**What you have to do**
Images do not belong in the copy. Retype all the entries below exactly.

**Exercise inputs**
::::::::

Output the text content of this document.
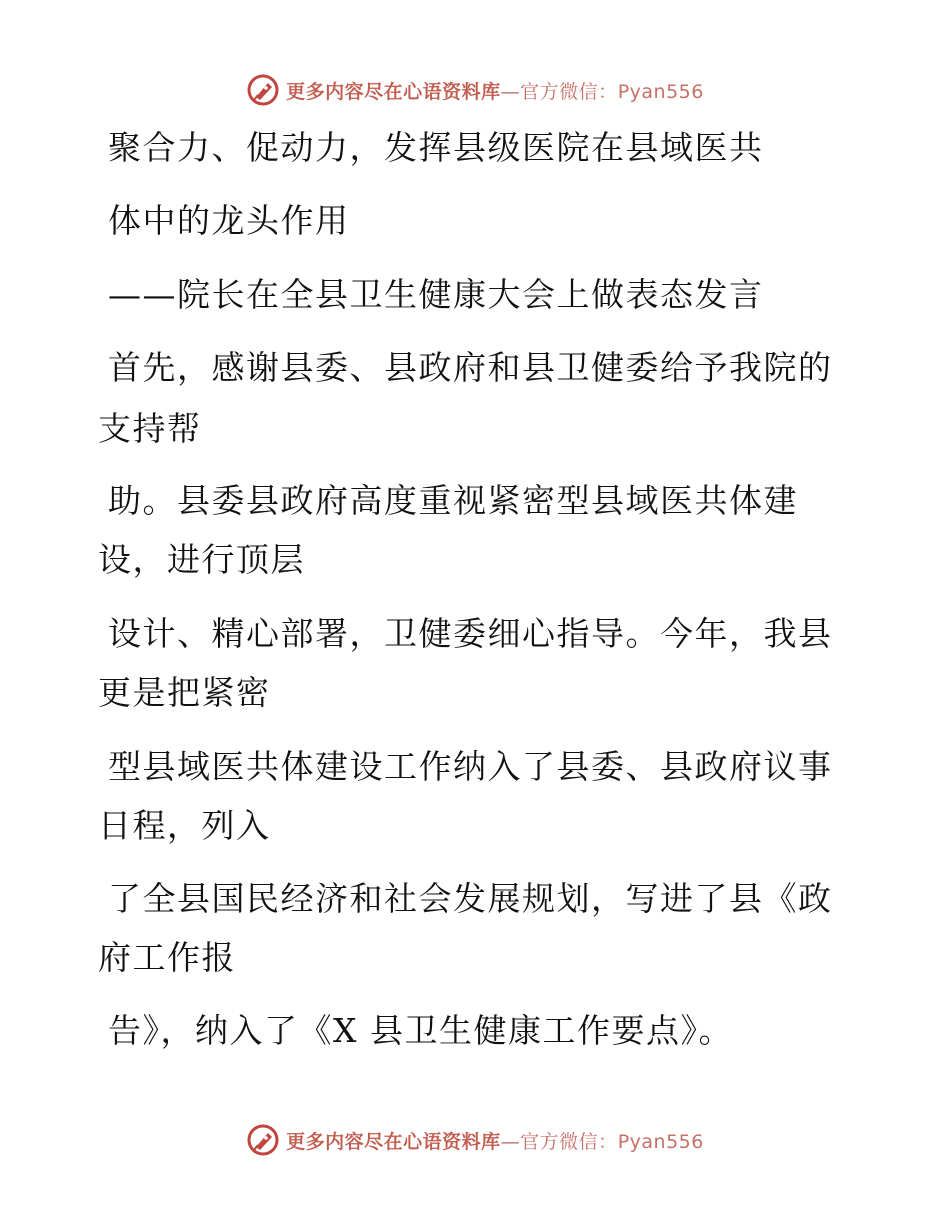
更多内容尽在心语资料库—官方微信：Pyan556
聚合力、促动力，发挥县级医院在县域医共
体中的龙头作用
——院长在全县卫生健康大会上做表态发言
首先，感谢县委、县政府和县卫健委给予我院的
支持帮
助。县委县政府高度重视紧密型县域医共体建
设，进行顶层
设计、精心部署，卫健委细心指导。今年，我县
更是把紧密
型县域医共体建设工作纳入了县委、县政府议事
日程，列入
了全县国民经济和社会发展规划，写进了县《政
府工作报
告》，纳入了《X 县卫生健康工作要点》。
更多内容尽在心语资料库—官方微信：Pyan556
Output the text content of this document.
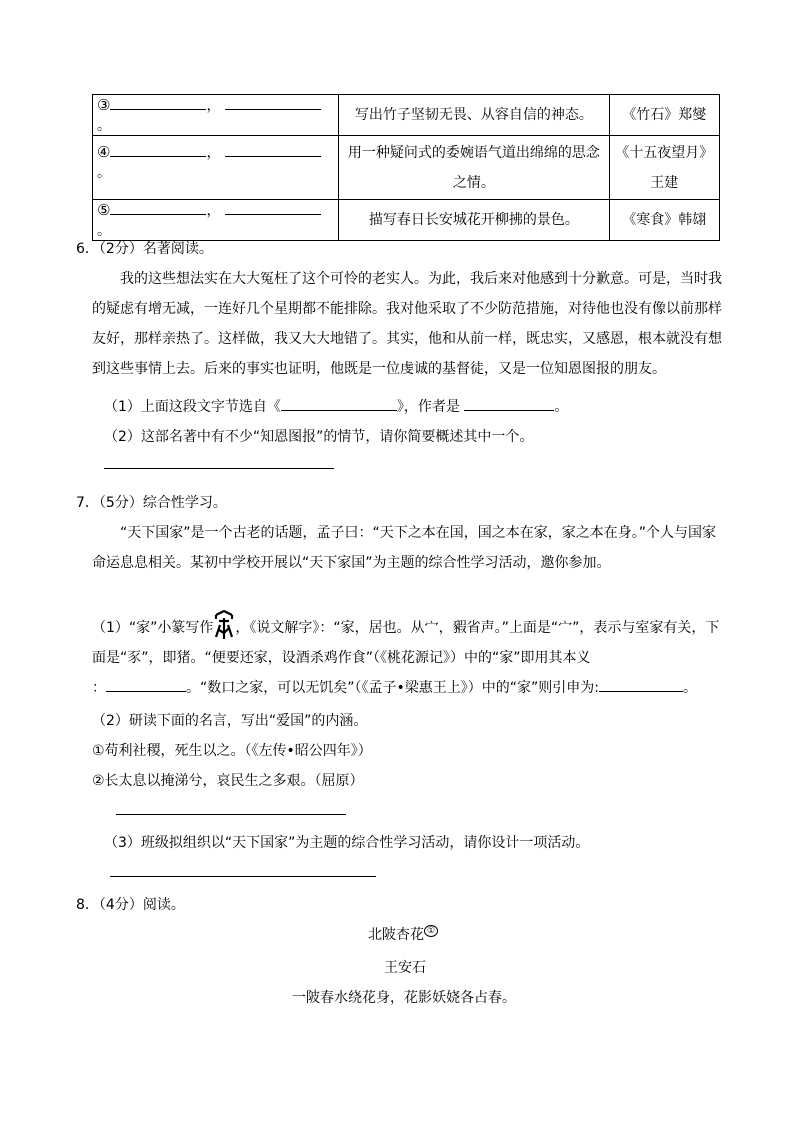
③ ， 。	写出竹子坚韧无畏、从容自信的神态。	《竹石》郑燮
④ ， 。	用一种疑问式的委婉语气道出绵绵的思念之情。	《十五夜望月》王建
⑤ ， 。	描写春日长安城花开柳拂的景色。	《寒食》韩翃
6．（2分）名著阅读。
我的这些想法实在大大冤枉了这个可怜的老实人。为此，我后来对他感到十分歉意。可是，当时我的疑虑有增无减，一连好几个星期都不能排除。我对他采取了不少防范措施，对待他也没有像以前那样友好，那样亲热了。这样做，我又大大地错了。其实，他和从前一样，既忠实，又感恩，根本就没有想到这些事情上去。后来的事实也证明，他既是一位虔诚的基督徒，又是一位知恩图报的朋友。
（1）上面这段文字节选自《	》，作者是	。
（2）这部名著中有不少“知恩图报”的情节，请你简要概述其中一个。
7．（5分）综合性学习。
“天下国家”是一个古老的话题，孟子曰：“天下之本在国，国之本在家，家之本在身。”个人与国家命运息息相关。某初中学校开展以“天下家国”为主题的综合性学习活动，邀你参加。
（1）“家”小篆写作 ，《说文解字》：“家，居也。从宀，豭省声。”上面是“宀”，表示与室家有关，下面是“豕”，即猪。“便要还家，设酒杀鸡作食”（《桃花源记》）中的“家”即用其本义
：	。“数口之家，可以无饥矣”（《孟子•梁惠王上》）中的“家”则引申为:	。
（2）研读下面的名言，写出“爱国”的内涵。
①苟利社稷，死生以之。（《左传•昭公四年》）
②长太息以掩涕兮，哀民生之多艰。（屈原）
（3）班级拟组织以“天下国家”为主题的综合性学习活动，请你设计一项活动。
8．（4分）阅读。
北陂杏花 ①
王安石
一陂春水绕花身，花影妖娆各占春。
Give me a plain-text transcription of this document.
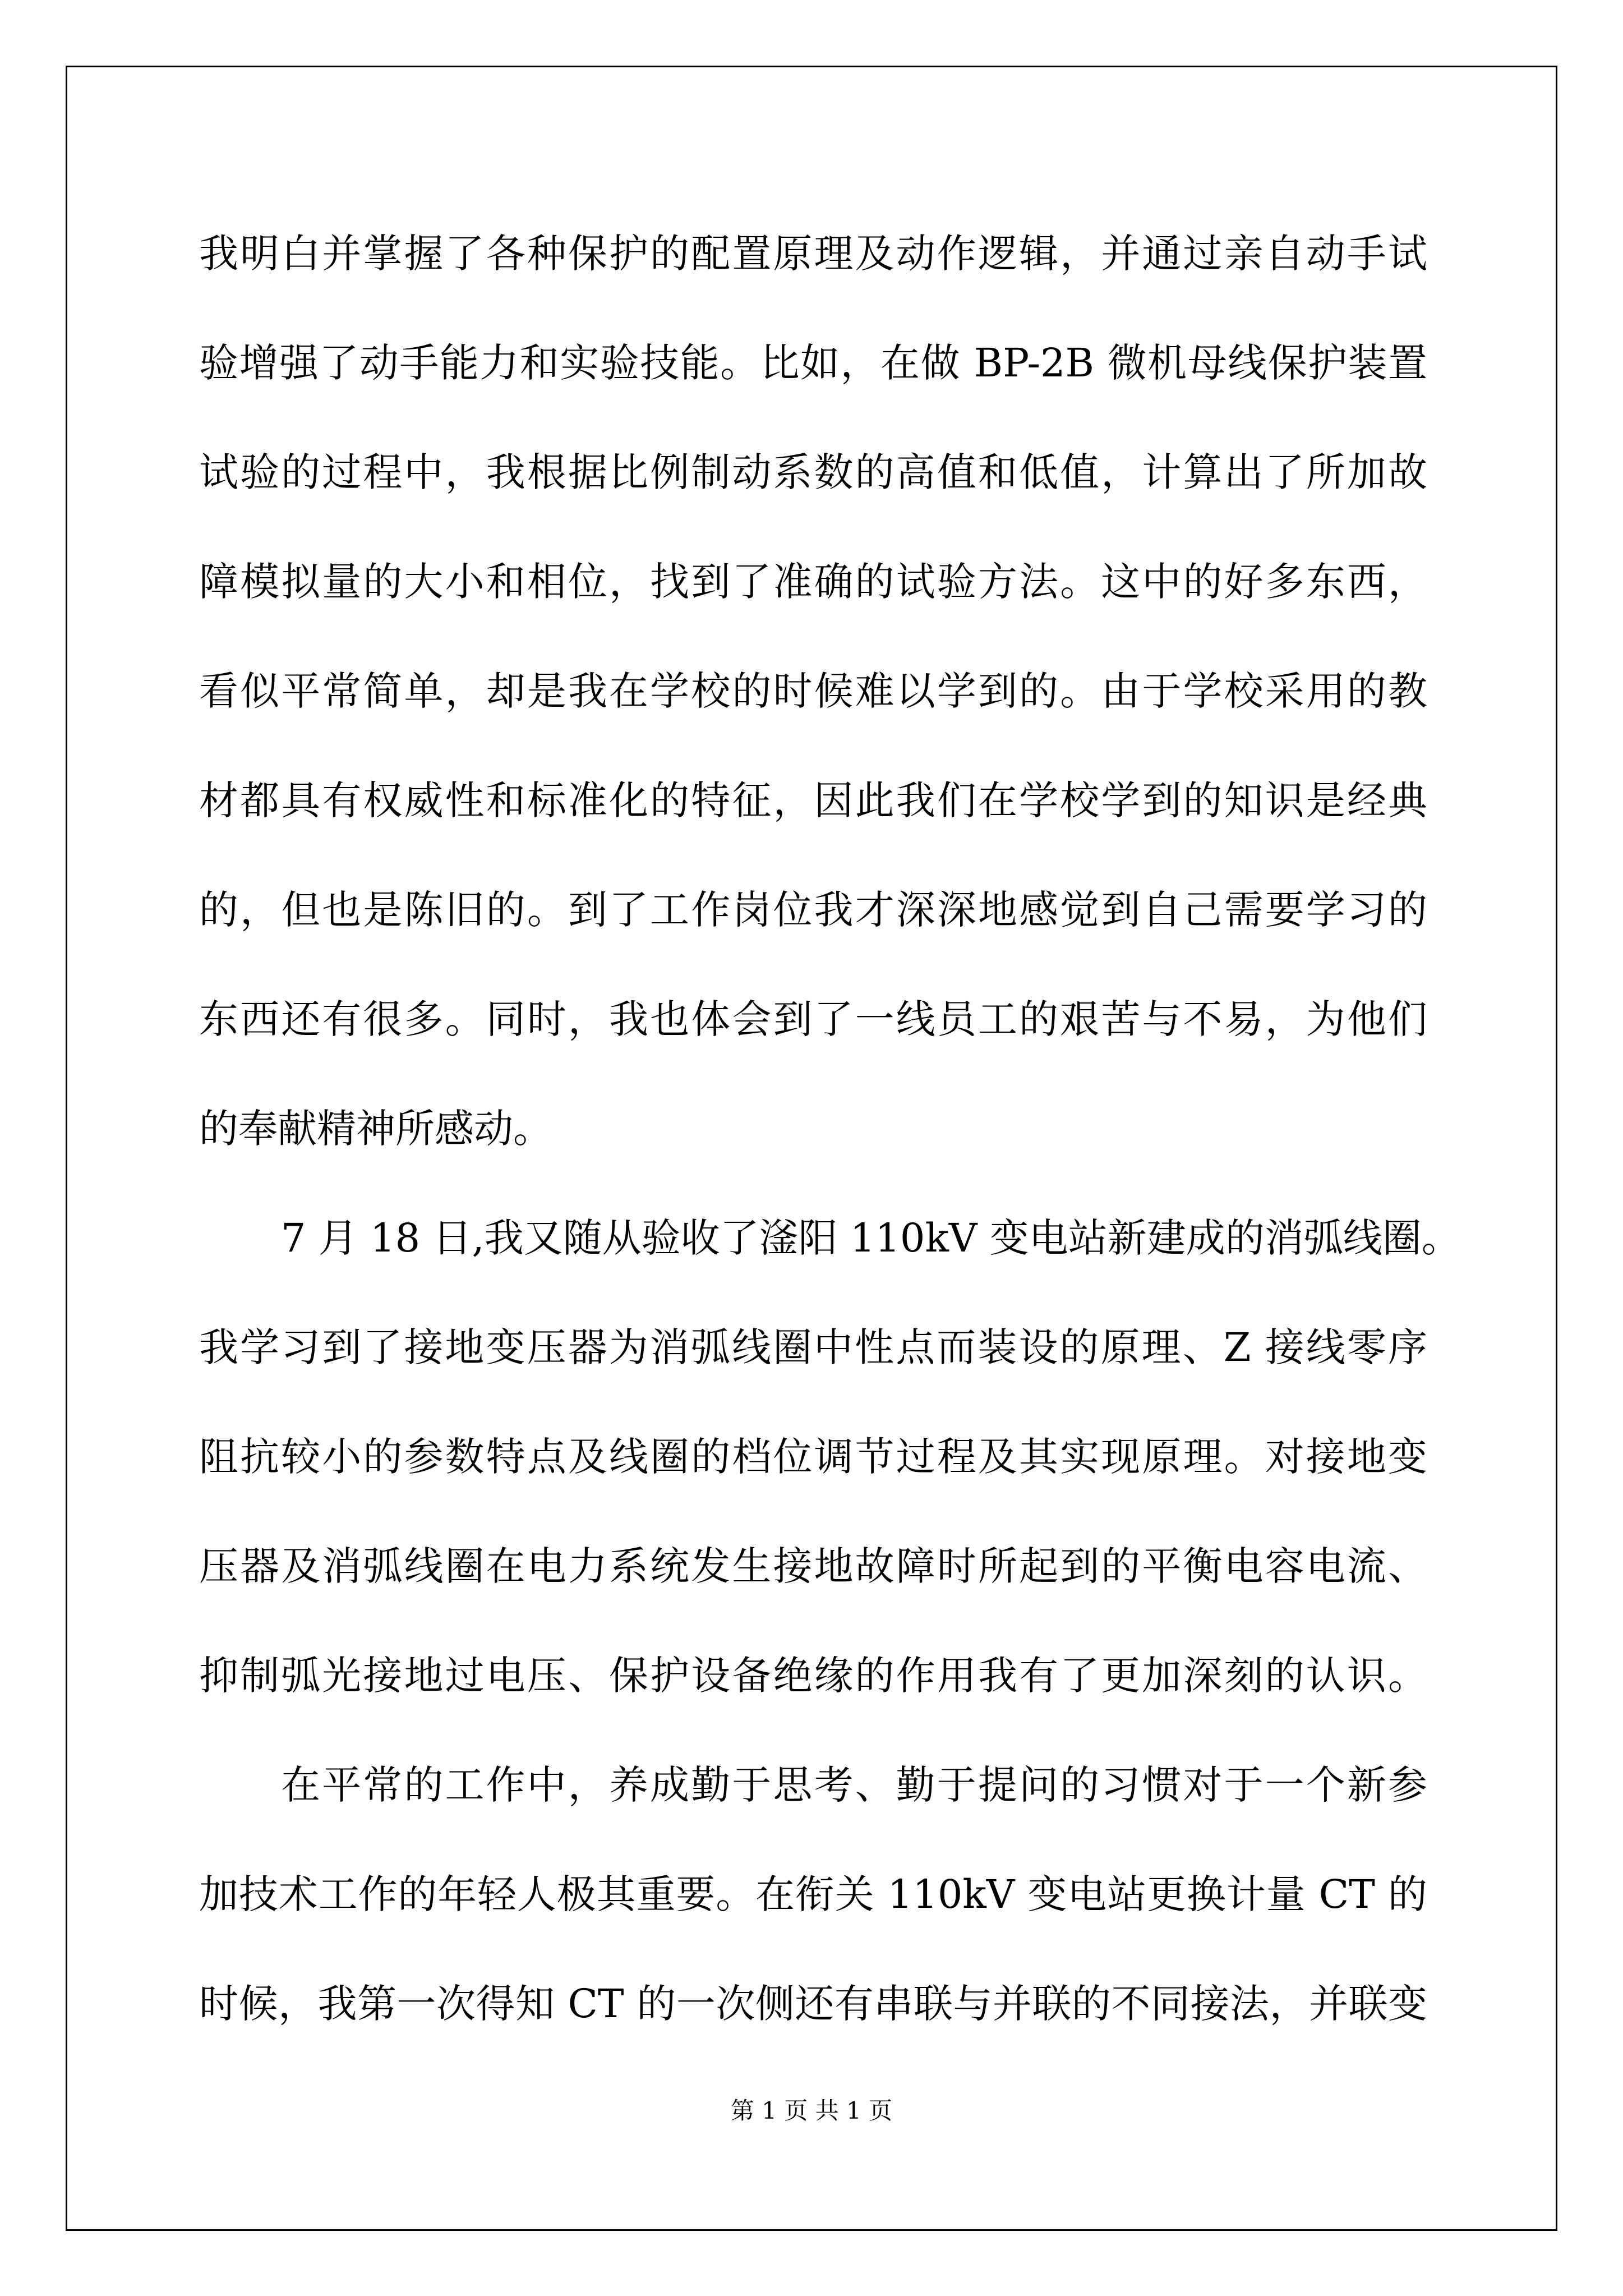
我明白并掌握了各种保护的配置原理及动作逻辑，并通过亲自动手试
验增强了动手能力和实验技能。比如，在做 BP-2B 微机母线保护装置
试验的过程中，我根据比例制动系数的高值和低值，计算出了所加故
障模拟量的大小和相位，找到了准确的试验方法。这中的好多东西，
看似平常简单，却是我在学校的时候难以学到的。由于学校采用的教
材都具有权威性和标准化的特征，因此我们在学校学到的知识是经典
的，但也是陈旧的。到了工作岗位我才深深地感觉到自己需要学习的
东西还有很多。同时，我也体会到了一线员工的艰苦与不易，为他们
的奉献精神所感动。
7 月 18 日,我又随从验收了滏阳 110kV 变电站新建成的消弧线圈。
我学习到了接地变压器为消弧线圈中性点而装设的原理、Z 接线零序
阻抗较小的参数特点及线圈的档位调节过程及其实现原理。对接地变
压器及消弧线圈在电力系统发生接地故障时所起到的平衡电容电流、
抑制弧光接地过电压、保护设备绝缘的作用我有了更加深刻的认识。
在平常的工作中，养成勤于思考、勤于提问的习惯对于一个新参
加技术工作的年轻人极其重要。在衔关 110kV 变电站更换计量 CT 的
时候，我第一次得知 CT 的一次侧还有串联与并联的不同接法，并联变
第 1 页 共 1 页
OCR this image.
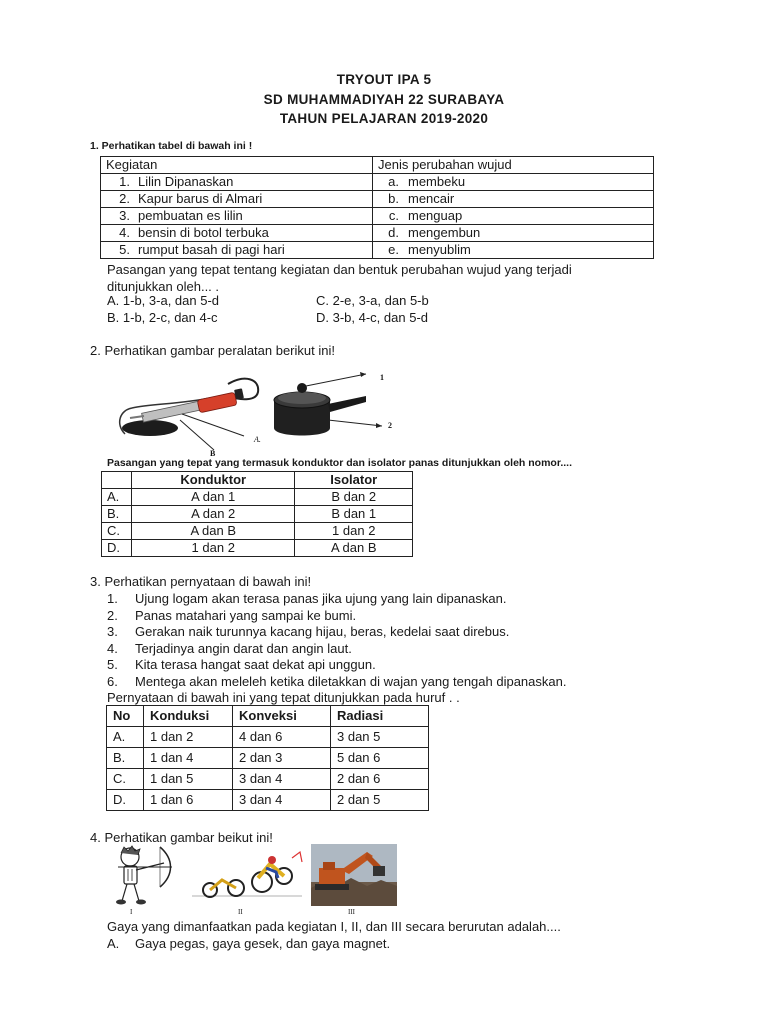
TRYOUT IPA 5
SD MUHAMMADIYAH 22 SURABAYA
TAHUN PELAJARAN 2019-2020
1. Perhatikan tabel di bawah ini !
Kegiatan	Jenis perubahan wujud
1. Lilin Dipanaskan	a. membeku
2. Kapur barus di Almari	b. mencair
3. pembuatan es lilin	c. menguap
4. bensin di botol terbuka	d. mengembun
5. rumput basah di pagi hari	e. menyublim
Pasangan yang tepat tentang kegiatan dan bentuk perubahan wujud yang terjadi
ditunjukkan oleh... .
A. 1-b, 3-a, dan 5-d	C. 2-e, 3-a, dan 5-b
B. 1-b, 2-c, dan 4-c	D. 3-b, 4-c, dan 5-d
2. Perhatikan gambar peralatan berikut ini!
B
A.
1
2
Pasangan yang tepat yang termasuk konduktor dan isolator panas ditunjukkan oleh nomor....
	Konduktor	Isolator
A.	A dan 1	B dan 2
B.	A dan 2	B dan 1
C.	A dan B	1 dan 2
D.	1 dan 2	A dan B
3. Perhatikan pernyataan di bawah ini!
1. Ujung logam akan terasa panas jika ujung yang lain dipanaskan.
2. Panas matahari yang sampai ke bumi.
3. Gerakan naik turunnya kacang hijau, beras, kedelai saat direbus.
4. Terjadinya angin darat dan angin laut.
5. Kita terasa hangat saat dekat api unggun.
6. Mentega akan meleleh ketika diletakkan di wajan yang tengah dipanaskan.
Pernyataan di bawah ini yang tepat ditunjukkan pada huruf . .
No	Konduksi	Konveksi	Radiasi
A.	1 dan 2	4 dan 6	3 dan 5
B.	1 dan 4	2 dan 3	5 dan 6
C.	1 dan 5	3 dan 4	2 dan 6
D.	1 dan 6	3 dan 4	2 dan 5
4. Perhatikan gambar beikut ini!
I	II	III
Gaya yang dimanfaatkan pada kegiatan I, II, dan III secara berurutan adalah....
A. Gaya pegas, gaya gesek, dan gaya magnet.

::::::::

**Expected answer**
Output the text content of this document.
更多内容尽在心语资料库—官方微信：Pyan556
聚合力、促动力，发挥县级医院在县域医共
体中的龙头作用
——院长在全县卫生健康大会上做表态发言
首先，感谢县委、县政府和县卫健委给予我院的
支持帮
助。县委县政府高度重视紧密型县域医共体建
设，进行顶层
设计、精心部署，卫健委细心指导。今年，我县
更是把紧密
型县域医共体建设工作纳入了县委、县政府议事
日程，列入
了全县国民经济和社会发展规划，写进了县《政
府工作报
告》，纳入了《X 县卫生健康工作要点》。
更多内容尽在心语资料库—官方微信：Pyan556
Output the text content of this document.
③ ， 。	写出竹子坚韧无畏、从容自信的神态。	《竹石》郑燮
④ ， 。	用一种疑问式的委婉语气道出绵绵的思念之情。	《十五夜望月》王建
⑤ ， 。	描写春日长安城花开柳拂的景色。	《寒食》韩翃
6．（2分）名著阅读。
我的这些想法实在大大冤枉了这个可怜的老实人。为此，我后来对他感到十分歉意。可是，当时我的疑虑有增无减，一连好几个星期都不能排除。我对他采取了不少防范措施，对待他也没有像以前那样友好，那样亲热了。这样做，我又大大地错了。其实，他和从前一样，既忠实，又感恩，根本就没有想到这些事情上去。后来的事实也证明，他既是一位虔诚的基督徒，又是一位知恩图报的朋友。
（1）上面这段文字节选自《	》，作者是	。
（2）这部名著中有不少“知恩图报”的情节，请你简要概述其中一个。
7．（5分）综合性学习。
“天下国家”是一个古老的话题，孟子曰：“天下之本在国，国之本在家，家之本在身。”个人与国家命运息息相关。某初中学校开展以“天下家国”为主题的综合性学习活动，邀你参加。
（1）“家”小篆写作 ，《说文解字》：“家，居也。从宀，豭省声。”上面是“宀”，表示与室家有关，下面是“豕”，即猪。“便要还家，设酒杀鸡作食”（《桃花源记》）中的“家”即用其本义
：	。“数口之家，可以无饥矣”（《孟子•梁惠王上》）中的“家”则引申为:	。
（2）研读下面的名言，写出“爱国”的内涵。
①苟利社稷，死生以之。（《左传•昭公四年》）
②长太息以掩涕兮，哀民生之多艰。（屈原）
（3）班级拟组织以“天下国家”为主题的综合性学习活动，请你设计一项活动。
8．（4分）阅读。
北陂杏花 ①
王安石
一陂春水绕花身，花影妖娆各占春。
Give me a plain-text transcription of this document.
我明白并掌握了各种保护的配置原理及动作逻辑，并通过亲自动手试
验增强了动手能力和实验技能。比如，在做 BP-2B 微机母线保护装置
试验的过程中，我根据比例制动系数的高值和低值，计算出了所加故
障模拟量的大小和相位，找到了准确的试验方法。这中的好多东西，
看似平常简单，却是我在学校的时候难以学到的。由于学校采用的教
材都具有权威性和标准化的特征，因此我们在学校学到的知识是经典
的，但也是陈旧的。到了工作岗位我才深深地感觉到自己需要学习的
东西还有很多。同时，我也体会到了一线员工的艰苦与不易，为他们
的奉献精神所感动。
7 月 18 日,我又随从验收了滏阳 110kV 变电站新建成的消弧线圈。
我学习到了接地变压器为消弧线圈中性点而装设的原理、Z 接线零序
阻抗较小的参数特点及线圈的档位调节过程及其实现原理。对接地变
压器及消弧线圈在电力系统发生接地故障时所起到的平衡电容电流、
抑制弧光接地过电压、保护设备绝缘的作用我有了更加深刻的认识。
在平常的工作中，养成勤于思考、勤于提问的习惯对于一个新参
加技术工作的年轻人极其重要。在衔关 110kV 变电站更换计量 CT 的
时候，我第一次得知 CT 的一次侧还有串联与并联的不同接法，并联变
第 1 页 共 1 页
OCR this image.
TRYOUT IPA 5
SD MUHAMMADIYAH 22 SURABAYA
TAHUN PELAJARAN 2019-2020
1. Perhatikan tabel di bawah ini !
Kegiatan	Jenis perubahan wujud
1. Lilin Dipanaskan	a. membeku
2. Kapur barus di Almari	b. mencair
3. pembuatan es lilin	c. menguap
4. bensin di botol terbuka	d. mengembun
5. rumput basah di pagi hari	e. menyublim
Pasangan yang tepat tentang kegiatan dan bentuk perubahan wujud yang terjadi
ditunjukkan oleh... .
A. 1-b, 3-a, dan 5-d	C. 2-e, 3-a, dan 5-b
B. 1-b, 2-c, dan 4-c	D. 3-b, 4-c, dan 5-d
2. Perhatikan gambar peralatan berikut ini!
B
A.
1
2
Pasangan yang tepat yang termasuk konduktor dan isolator panas ditunjukkan oleh nomor....
	Konduktor	Isolator
A.	A dan 1	B dan 2
B.	A dan 2	B dan 1
C.	A dan B	1 dan 2
D.	1 dan 2	A dan B
3. Perhatikan pernyataan di bawah ini!
1. Ujung logam akan terasa panas jika ujung yang lain dipanaskan.
2. Panas matahari yang sampai ke bumi.
3. Gerakan naik turunnya kacang hijau, beras, kedelai saat direbus.
4. Terjadinya angin darat dan angin laut.
5. Kita terasa hangat saat dekat api unggun.
6. Mentega akan meleleh ketika diletakkan di wajan yang tengah dipanaskan.
Pernyataan di bawah ini yang tepat ditunjukkan pada huruf . .
No	Konduksi	Konveksi	Radiasi
A.	1 dan 2	4 dan 6	3 dan 5
B.	1 dan 4	2 dan 3	5 dan 6
C.	1 dan 5	3 dan 4	2 dan 6
D.	1 dan 6	3 dan 4	2 dan 5
4. Perhatikan gambar beikut ini!
I	II	III
Gaya yang dimanfaatkan pada kegiatan I, II, dan III secara berurutan adalah....
A. Gaya pegas, gaya gesek, dan gaya magnet.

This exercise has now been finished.